Extracted data entries:
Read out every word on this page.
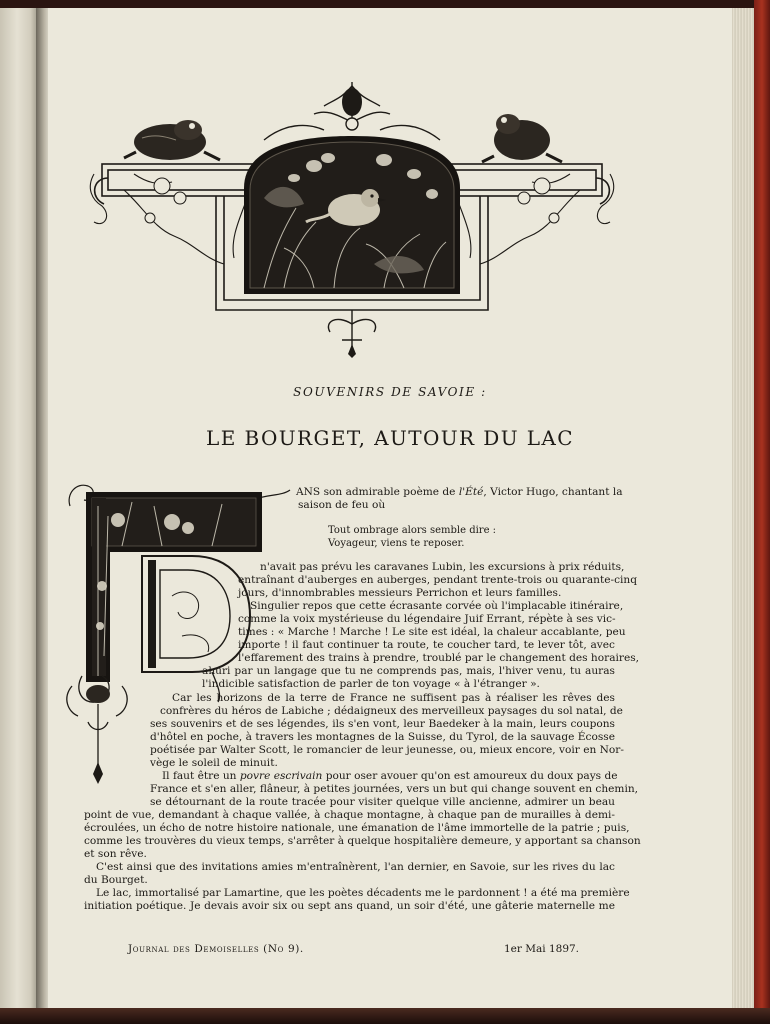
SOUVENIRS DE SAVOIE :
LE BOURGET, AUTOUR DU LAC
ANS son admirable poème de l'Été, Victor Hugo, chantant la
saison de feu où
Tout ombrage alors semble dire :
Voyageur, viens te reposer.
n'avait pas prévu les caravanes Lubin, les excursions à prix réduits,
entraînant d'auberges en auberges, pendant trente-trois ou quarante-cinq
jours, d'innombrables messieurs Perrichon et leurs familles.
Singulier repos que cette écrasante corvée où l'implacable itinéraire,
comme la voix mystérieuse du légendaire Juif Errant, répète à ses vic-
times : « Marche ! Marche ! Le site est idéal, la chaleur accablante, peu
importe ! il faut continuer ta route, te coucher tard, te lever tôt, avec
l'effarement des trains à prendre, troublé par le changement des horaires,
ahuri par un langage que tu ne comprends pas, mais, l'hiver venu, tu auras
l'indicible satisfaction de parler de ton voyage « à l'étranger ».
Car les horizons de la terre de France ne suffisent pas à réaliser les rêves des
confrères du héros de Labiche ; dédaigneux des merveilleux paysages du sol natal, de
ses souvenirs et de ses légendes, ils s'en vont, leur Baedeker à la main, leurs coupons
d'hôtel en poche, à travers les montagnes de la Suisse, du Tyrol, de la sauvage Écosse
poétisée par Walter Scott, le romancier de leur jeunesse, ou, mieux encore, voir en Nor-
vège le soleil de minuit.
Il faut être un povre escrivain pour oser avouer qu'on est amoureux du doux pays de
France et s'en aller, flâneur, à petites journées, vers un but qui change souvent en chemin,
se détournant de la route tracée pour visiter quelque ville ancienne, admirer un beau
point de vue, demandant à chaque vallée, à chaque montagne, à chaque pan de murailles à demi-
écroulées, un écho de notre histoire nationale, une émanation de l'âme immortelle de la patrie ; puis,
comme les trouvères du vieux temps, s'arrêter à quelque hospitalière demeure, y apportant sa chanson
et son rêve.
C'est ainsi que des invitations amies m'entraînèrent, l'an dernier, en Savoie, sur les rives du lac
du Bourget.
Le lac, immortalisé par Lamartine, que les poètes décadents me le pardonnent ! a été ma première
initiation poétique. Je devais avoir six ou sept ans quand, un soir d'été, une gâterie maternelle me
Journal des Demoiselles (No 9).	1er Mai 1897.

==

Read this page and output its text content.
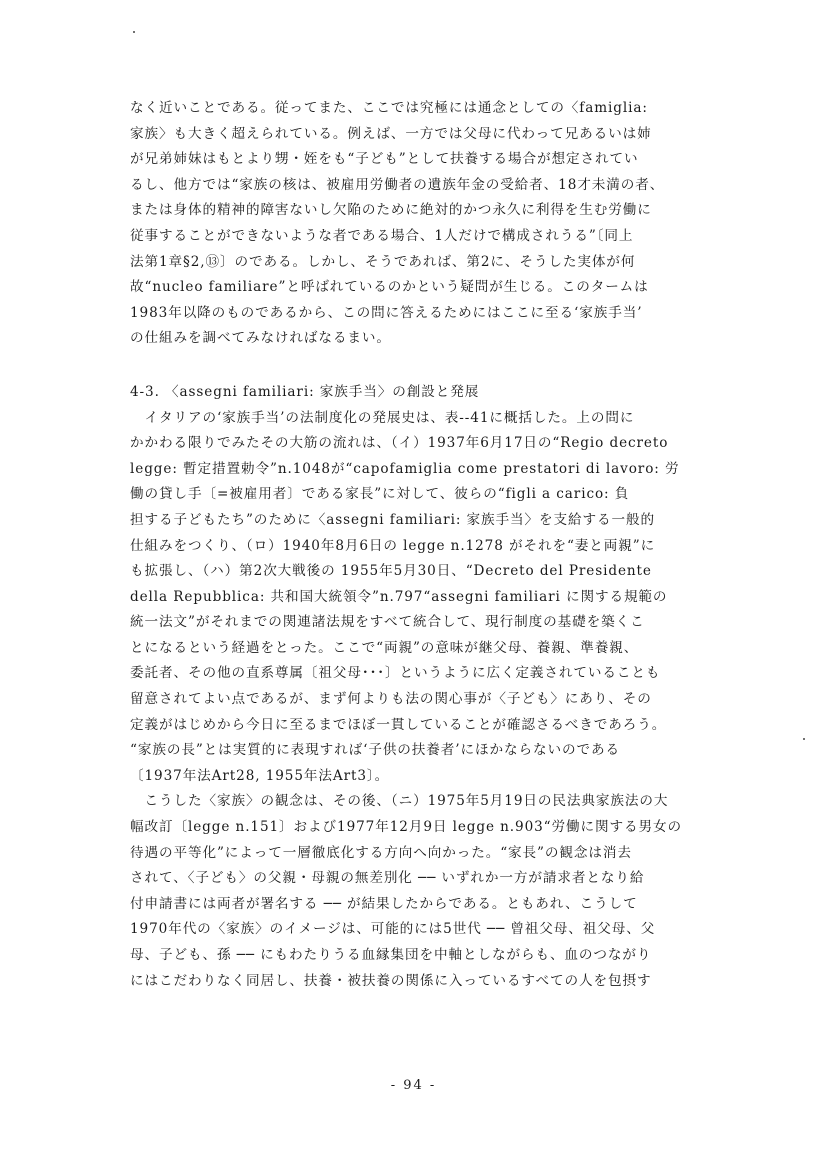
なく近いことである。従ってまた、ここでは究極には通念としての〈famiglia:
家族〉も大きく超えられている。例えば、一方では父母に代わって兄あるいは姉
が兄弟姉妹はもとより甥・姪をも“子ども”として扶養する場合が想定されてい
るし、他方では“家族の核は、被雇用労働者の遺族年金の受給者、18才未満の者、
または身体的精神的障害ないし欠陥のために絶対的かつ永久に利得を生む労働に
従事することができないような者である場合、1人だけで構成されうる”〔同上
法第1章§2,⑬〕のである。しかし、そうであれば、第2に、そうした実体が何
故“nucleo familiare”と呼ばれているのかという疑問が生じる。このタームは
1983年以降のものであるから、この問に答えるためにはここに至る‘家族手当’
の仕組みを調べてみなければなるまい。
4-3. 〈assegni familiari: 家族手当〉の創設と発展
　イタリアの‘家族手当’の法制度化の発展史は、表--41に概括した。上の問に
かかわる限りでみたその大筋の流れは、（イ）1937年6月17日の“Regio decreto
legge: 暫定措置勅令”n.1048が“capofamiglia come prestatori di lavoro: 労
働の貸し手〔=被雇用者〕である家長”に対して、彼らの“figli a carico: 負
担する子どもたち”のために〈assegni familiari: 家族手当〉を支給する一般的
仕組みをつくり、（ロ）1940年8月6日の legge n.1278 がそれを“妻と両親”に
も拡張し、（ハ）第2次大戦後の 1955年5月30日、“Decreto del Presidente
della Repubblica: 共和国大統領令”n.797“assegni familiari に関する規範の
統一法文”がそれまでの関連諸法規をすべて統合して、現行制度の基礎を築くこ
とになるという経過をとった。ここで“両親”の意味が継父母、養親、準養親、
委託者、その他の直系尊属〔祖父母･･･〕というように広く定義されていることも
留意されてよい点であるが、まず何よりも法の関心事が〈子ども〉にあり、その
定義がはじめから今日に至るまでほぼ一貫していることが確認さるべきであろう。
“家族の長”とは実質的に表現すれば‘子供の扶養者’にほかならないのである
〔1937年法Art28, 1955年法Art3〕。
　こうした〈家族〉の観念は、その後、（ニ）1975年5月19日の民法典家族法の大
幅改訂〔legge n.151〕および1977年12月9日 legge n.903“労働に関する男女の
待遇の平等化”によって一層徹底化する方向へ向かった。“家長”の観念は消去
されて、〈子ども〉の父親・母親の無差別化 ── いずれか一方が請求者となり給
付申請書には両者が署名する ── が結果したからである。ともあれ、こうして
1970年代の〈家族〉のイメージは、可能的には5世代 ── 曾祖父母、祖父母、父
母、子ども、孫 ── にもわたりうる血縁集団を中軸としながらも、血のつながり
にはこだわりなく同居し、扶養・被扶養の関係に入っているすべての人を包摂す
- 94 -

Task statement:
Check each line above for the string "page" and report how many lines have it, giving only the number.

Full answer:
2